(Aim of the exercise): Update the material below so that each "project-card" becomes "portfolio-card", with every other part of the lines left unchanged.

__________

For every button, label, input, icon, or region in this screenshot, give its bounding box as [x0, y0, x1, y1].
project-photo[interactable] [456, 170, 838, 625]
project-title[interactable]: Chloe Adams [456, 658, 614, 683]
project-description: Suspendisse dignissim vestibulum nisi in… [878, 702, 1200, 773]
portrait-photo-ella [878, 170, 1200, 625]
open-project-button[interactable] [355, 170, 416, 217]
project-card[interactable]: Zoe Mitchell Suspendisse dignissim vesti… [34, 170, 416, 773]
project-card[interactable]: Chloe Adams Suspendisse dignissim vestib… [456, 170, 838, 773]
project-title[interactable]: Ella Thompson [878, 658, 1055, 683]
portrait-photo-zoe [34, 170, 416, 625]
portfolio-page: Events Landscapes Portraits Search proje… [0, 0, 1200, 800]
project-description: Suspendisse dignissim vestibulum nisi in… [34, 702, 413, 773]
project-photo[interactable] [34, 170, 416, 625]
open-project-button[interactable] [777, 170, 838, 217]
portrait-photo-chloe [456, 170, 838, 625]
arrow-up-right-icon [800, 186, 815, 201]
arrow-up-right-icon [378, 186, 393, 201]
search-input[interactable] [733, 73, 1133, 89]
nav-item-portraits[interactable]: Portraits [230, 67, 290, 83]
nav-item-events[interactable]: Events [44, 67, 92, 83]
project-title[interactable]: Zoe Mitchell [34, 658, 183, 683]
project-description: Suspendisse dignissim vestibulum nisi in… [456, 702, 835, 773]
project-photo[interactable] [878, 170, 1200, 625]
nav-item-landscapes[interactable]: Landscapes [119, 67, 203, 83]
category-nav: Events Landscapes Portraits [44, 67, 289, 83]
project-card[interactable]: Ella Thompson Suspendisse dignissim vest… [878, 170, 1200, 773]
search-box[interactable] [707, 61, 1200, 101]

__________

(Full output):
For every button, label, input, icon, or region in this screenshot, give its bounding box as [x0, y0, x1, y1].
project-photo[interactable] [456, 170, 838, 625]
project-title[interactable]: Chloe Adams [456, 658, 614, 683]
project-description: Suspendisse dignissim vestibulum nisi in… [878, 702, 1200, 773]
portrait-photo-ella [878, 170, 1200, 625]
open-project-button[interactable] [355, 170, 416, 217]
portfolio-card[interactable]: Zoe Mitchell Suspendisse dignissim vesti… [34, 170, 416, 773]
portfolio-card[interactable]: Chloe Adams Suspendisse dignissim vestib… [456, 170, 838, 773]
project-title[interactable]: Ella Thompson [878, 658, 1055, 683]
portrait-photo-zoe [34, 170, 416, 625]
portfolio-page: Events Landscapes Portraits Search proje… [0, 0, 1200, 800]
project-description: Suspendisse dignissim vestibulum nisi in… [34, 702, 413, 773]
project-photo[interactable] [34, 170, 416, 625]
open-project-button[interactable] [777, 170, 838, 217]
portrait-photo-chloe [456, 170, 838, 625]
arrow-up-right-icon [800, 186, 815, 201]
arrow-up-right-icon [378, 186, 393, 201]
search-input[interactable] [733, 73, 1133, 89]
nav-item-portraits[interactable]: Portraits [230, 67, 290, 83]
nav-item-events[interactable]: Events [44, 67, 92, 83]
project-title[interactable]: Zoe Mitchell [34, 658, 183, 683]
project-description: Suspendisse dignissim vestibulum nisi in… [456, 702, 835, 773]
project-photo[interactable] [878, 170, 1200, 625]
nav-item-landscapes[interactable]: Landscapes [119, 67, 203, 83]
category-nav: Events Landscapes Portraits [44, 67, 289, 83]
portfolio-card[interactable]: Ella Thompson Suspendisse dignissim vest… [878, 170, 1200, 773]
search-box[interactable] [707, 61, 1200, 101]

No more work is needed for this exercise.